WHAT YOU NEED TO DO: Repeat every record below exactly as written.

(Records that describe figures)
>> START

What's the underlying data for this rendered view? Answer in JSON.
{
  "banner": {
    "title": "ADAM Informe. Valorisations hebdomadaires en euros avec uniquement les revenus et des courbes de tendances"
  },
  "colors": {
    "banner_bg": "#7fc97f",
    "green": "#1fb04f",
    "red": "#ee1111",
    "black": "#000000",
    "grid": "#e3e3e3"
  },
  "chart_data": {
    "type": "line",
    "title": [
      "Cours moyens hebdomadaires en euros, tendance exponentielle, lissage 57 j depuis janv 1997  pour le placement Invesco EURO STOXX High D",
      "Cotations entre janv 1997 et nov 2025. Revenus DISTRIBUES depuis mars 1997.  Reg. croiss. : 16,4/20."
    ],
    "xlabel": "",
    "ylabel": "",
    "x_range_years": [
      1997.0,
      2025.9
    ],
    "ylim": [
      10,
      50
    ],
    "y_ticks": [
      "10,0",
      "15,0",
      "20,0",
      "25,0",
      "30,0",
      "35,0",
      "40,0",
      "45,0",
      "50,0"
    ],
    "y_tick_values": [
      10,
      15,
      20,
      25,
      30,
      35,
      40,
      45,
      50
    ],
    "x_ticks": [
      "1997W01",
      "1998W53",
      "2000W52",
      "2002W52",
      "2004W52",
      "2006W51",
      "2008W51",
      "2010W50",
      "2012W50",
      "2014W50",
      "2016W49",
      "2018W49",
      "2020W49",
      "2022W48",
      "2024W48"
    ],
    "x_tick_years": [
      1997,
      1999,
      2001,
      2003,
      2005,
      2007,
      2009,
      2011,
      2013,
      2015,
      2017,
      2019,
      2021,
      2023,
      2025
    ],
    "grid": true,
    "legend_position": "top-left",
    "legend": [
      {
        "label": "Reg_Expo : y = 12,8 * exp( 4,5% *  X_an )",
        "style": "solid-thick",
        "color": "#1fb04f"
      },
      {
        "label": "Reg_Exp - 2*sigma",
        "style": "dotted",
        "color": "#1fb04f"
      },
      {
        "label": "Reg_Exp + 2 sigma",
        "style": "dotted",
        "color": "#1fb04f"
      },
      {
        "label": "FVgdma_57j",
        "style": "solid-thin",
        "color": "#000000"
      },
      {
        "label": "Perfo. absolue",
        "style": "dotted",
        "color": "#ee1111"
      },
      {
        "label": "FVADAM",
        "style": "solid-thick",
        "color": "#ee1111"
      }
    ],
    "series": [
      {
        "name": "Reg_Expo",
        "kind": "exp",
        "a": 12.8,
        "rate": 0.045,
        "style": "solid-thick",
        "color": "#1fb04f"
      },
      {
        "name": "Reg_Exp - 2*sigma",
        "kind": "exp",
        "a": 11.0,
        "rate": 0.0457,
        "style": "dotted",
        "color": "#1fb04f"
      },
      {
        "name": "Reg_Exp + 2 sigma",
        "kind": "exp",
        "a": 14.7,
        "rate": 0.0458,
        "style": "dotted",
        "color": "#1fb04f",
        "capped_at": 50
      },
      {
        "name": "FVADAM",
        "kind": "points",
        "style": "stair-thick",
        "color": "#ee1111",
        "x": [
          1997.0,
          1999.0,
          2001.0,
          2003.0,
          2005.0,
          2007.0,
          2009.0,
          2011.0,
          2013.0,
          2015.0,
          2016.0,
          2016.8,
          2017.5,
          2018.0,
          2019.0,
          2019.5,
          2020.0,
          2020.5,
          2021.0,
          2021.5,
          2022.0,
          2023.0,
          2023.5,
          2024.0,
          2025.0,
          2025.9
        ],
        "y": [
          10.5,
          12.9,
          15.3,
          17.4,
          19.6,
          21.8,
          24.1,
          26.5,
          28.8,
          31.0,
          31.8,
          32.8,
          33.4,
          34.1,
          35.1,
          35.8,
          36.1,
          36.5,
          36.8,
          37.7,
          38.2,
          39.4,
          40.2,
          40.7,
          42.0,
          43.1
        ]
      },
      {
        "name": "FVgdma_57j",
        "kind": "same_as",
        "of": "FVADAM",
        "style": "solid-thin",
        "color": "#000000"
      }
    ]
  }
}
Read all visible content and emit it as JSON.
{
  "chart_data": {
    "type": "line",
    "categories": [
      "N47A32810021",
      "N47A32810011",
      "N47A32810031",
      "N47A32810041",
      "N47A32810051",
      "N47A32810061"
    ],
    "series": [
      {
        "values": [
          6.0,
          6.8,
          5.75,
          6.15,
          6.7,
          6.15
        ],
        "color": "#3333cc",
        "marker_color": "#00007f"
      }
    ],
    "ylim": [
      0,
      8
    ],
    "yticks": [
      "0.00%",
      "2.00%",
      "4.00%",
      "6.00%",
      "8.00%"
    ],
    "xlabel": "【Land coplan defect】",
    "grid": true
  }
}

>> END

SOLUTION FOR THIS PROBLEM:
What's the underlying data for this rendered view? Answer in JSON.
{
  "banner": {
    "title": "ADAM Informe. Valorisations hebdomadaires en euros avec uniquement les revenus et des courbes de tendances"
  },
  "colors": {
    "banner_bg": "#7fc97f",
    "green": "#1fb04f",
    "red": "#ee1111",
    "black": "#000000",
    "grid": "#e3e3e3"
  },
  "chart_data": {
    "type": "line",
    "title": [
      "Cours moyens hebdomadaires en euros, tendance exponentielle, lissage 57 j depuis janv 1997  pour le placement Invesco EURO STOXX High D",
      "Cotations entre janv 1997 et nov 2025. Revenus DISTRIBUES depuis mars 1997.  Reg. croiss. : 16,4/20."
    ],
    "xlabel": "",
    "ylabel": "",
    "x_range_years": [
      1997.0,
      2025.9
    ],
    "ylim": [
      10,
      50
    ],
    "y_ticks": [
      "10,0",
      "15,0",
      "20,0",
      "25,0",
      "30,0",
      "35,0",
      "40,0",
      "45,0",
      "50,0"
    ],
    "y_tick_values": [
      10,
      15,
      20,
      25,
      30,
      35,
      40,
      45,
      50
    ],
    "x_ticks": [
      "1997W01",
      "1998W53",
      "2000W52",
      "2002W52",
      "2004W52",
      "2006W51",
      "2008W51",
      "2010W50",
      "2012W50",
      "2014W50",
      "2016W49",
      "2018W49",
      "2020W49",
      "2022W48",
      "2024W48"
    ],
    "x_tick_years": [
      1997,
      1999,
      2001,
      2003,
      2005,
      2007,
      2009,
      2011,
      2013,
      2015,
      2017,
      2019,
      2021,
      2023,
      2025
    ],
    "grid": true,
    "legend_position": "top-left",
    "legend": [
      {
        "label": "Reg_Expo : y = 12,8 * exp( 4,5% *  X_an )",
        "style": "solid-thick",
        "color": "#1fb04f"
      },
      {
        "label": "Reg_Exp - 2*sigma",
        "style": "dotted",
        "color": "#1fb04f"
      },
      {
        "label": "Reg_Exp + 2 sigma",
        "style": "dotted",
        "color": "#1fb04f"
      },
      {
        "label": "FVgdma_57j",
        "style": "solid-thin",
        "color": "#000000"
      },
      {
        "label": "Perfo. absolue",
        "style": "dotted",
        "color": "#ee1111"
      },
      {
        "label": "FVADAM",
        "style": "solid-thick",
        "color": "#ee1111"
      }
    ],
    "series": [
      {
        "name": "Reg_Expo",
        "kind": "exp",
        "a": 12.8,
        "rate": 0.045,
        "style": "solid-thick",
        "color": "#1fb04f"
      },
      {
        "name": "Reg_Exp - 2*sigma",
        "kind": "exp",
        "a": 11.0,
        "rate": 0.0457,
        "style": "dotted",
        "color": "#1fb04f"
      },
      {
        "name": "Reg_Exp + 2 sigma",
        "kind": "exp",
        "a": 14.7,
        "rate": 0.0458,
        "style": "dotted",
        "color": "#1fb04f",
        "capped_at": 50
      },
      {
        "name": "FVADAM",
        "kind": "points",
        "style": "stair-thick",
        "color": "#ee1111",
        "x": [
          1997.0,
          1999.0,
          2001.0,
          2003.0,
          2005.0,
          2007.0,
          2009.0,
          2011.0,
          2013.0,
          2015.0,
          2016.0,
          2016.8,
          2017.5,
          2018.0,
          2019.0,
          2019.5,
          2020.0,
          2020.5,
          2021.0,
          2021.5,
          2022.0,
          2023.0,
          2023.5,
          2024.0,
          2025.0,
          2025.9
        ],
        "y": [
          10.5,
          12.9,
          15.3,
          17.4,
          19.6,
          21.8,
          24.1,
          26.5,
          28.8,
          31.0,
          31.8,
          32.8,
          33.4,
          34.1,
          35.1,
          35.8,
          36.1,
          36.5,
          36.8,
          37.7,
          38.2,
          39.4,
          40.2,
          40.7,
          42.0,
          43.1
        ]
      },
      {
        "name": "FVgdma_57j",
        "kind": "same_as",
        "of": "FVADAM",
        "style": "solid-thin",
        "color": "#000000"
      }
    ]
  }
}
Read all visible content and emit it as JSON.
{
  "chart_data": {
    "type": "line",
    "categories": [
      "N47A32810021",
      "N47A32810011",
      "N47A32810031",
      "N47A32810041",
      "N47A32810051",
      "N47A32810061"
    ],
    "series": [
      {
        "values": [
          6.0,
          6.8,
          5.75,
          6.15,
          6.7,
          6.15
        ],
        "color": "#3333cc",
        "marker_color": "#00007f"
      }
    ],
    "ylim": [
      0,
      8
    ],
    "yticks": [
      "0.00%",
      "2.00%",
      "4.00%",
      "6.00%",
      "8.00%"
    ],
    "xlabel": "【Land coplan defect】",
    "grid": true
  }
}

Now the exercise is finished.